◆ What is asked
Copy every record below exactly as written, but leave out the pictures.

▼

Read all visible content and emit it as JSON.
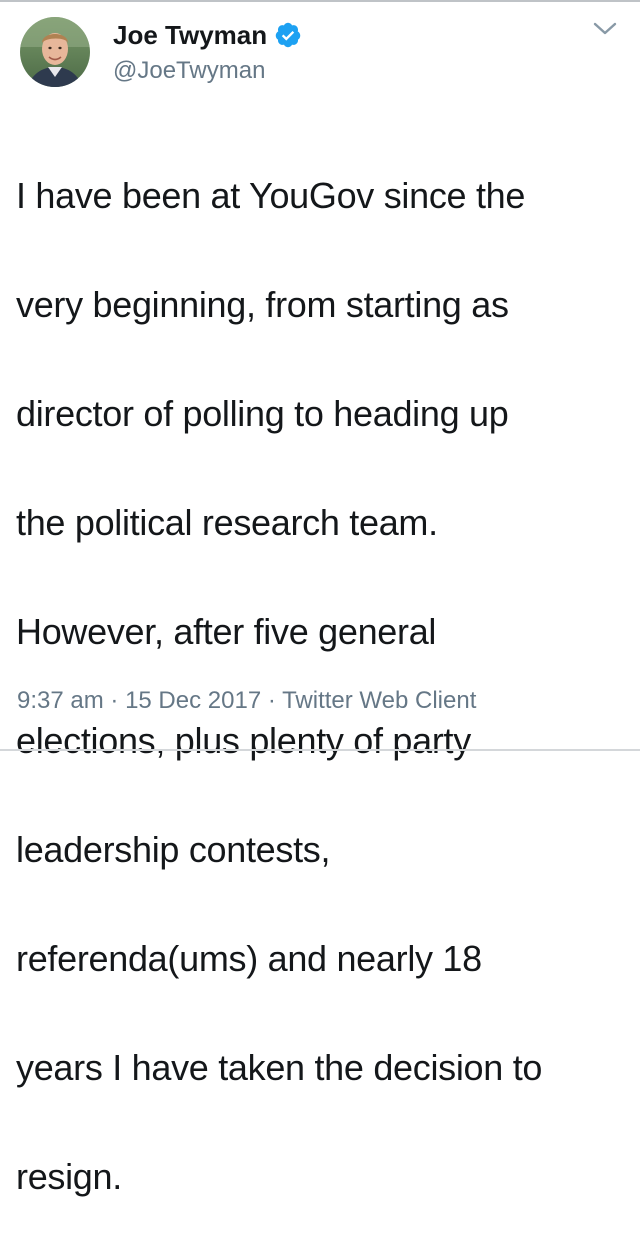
{
  "user": {
    "name": "Joe Twyman",
    "handle": "@JoeTwyman"
  },
  "icons": {
    "verified": "verified-badge-icon",
    "menu": "chevron-down-icon"
  },
  "colors": {
    "verified_blue": "#1da1f2",
    "text": "#14171a",
    "secondary": "#657786"
  },
  "tweet": {
    "text": "I have been at YouGov since the very beginning, from starting as director of polling to heading up the political research team. However, after five general elections, plus plenty of party leadership contests, referenda(ums) and nearly 18 years I have taken the decision to resign.",
    "lines": [
      "I have been at YouGov since the",
      "very beginning, from starting as",
      "director of polling to heading up",
      "the political research team.",
      "However, after five general",
      "elections, plus plenty of party",
      "leadership contests,",
      "referenda(ums) and nearly 18",
      "years I have taken the decision to",
      "resign."
    ]
  },
  "meta": {
    "time": "9:37 am",
    "date": "15 Dec 2017",
    "client": "Twitter Web Client",
    "separator": "·"
  }
}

▲

◆ Written response
Read all visible content and emit it as JSON.
{
  "user": {
    "name": "Joe Twyman",
    "handle": "@JoeTwyman"
  },
  "icons": {
    "verified": "verified-badge-icon",
    "menu": "chevron-down-icon"
  },
  "colors": {
    "verified_blue": "#1da1f2",
    "text": "#14171a",
    "secondary": "#657786"
  },
  "tweet": {
    "text": "I have been at YouGov since the very beginning, from starting as director of polling to heading up the political research team. However, after five general elections, plus plenty of party leadership contests, referenda(ums) and nearly 18 years I have taken the decision to resign.",
    "lines": [
      "I have been at YouGov since the",
      "very beginning, from starting as",
      "director of polling to heading up",
      "the political research team.",
      "However, after five general",
      "elections, plus plenty of party",
      "leadership contests,",
      "referenda(ums) and nearly 18",
      "years I have taken the decision to",
      "resign."
    ]
  },
  "meta": {
    "time": "9:37 am",
    "date": "15 Dec 2017",
    "client": "Twitter Web Client",
    "separator": "·"
  }
}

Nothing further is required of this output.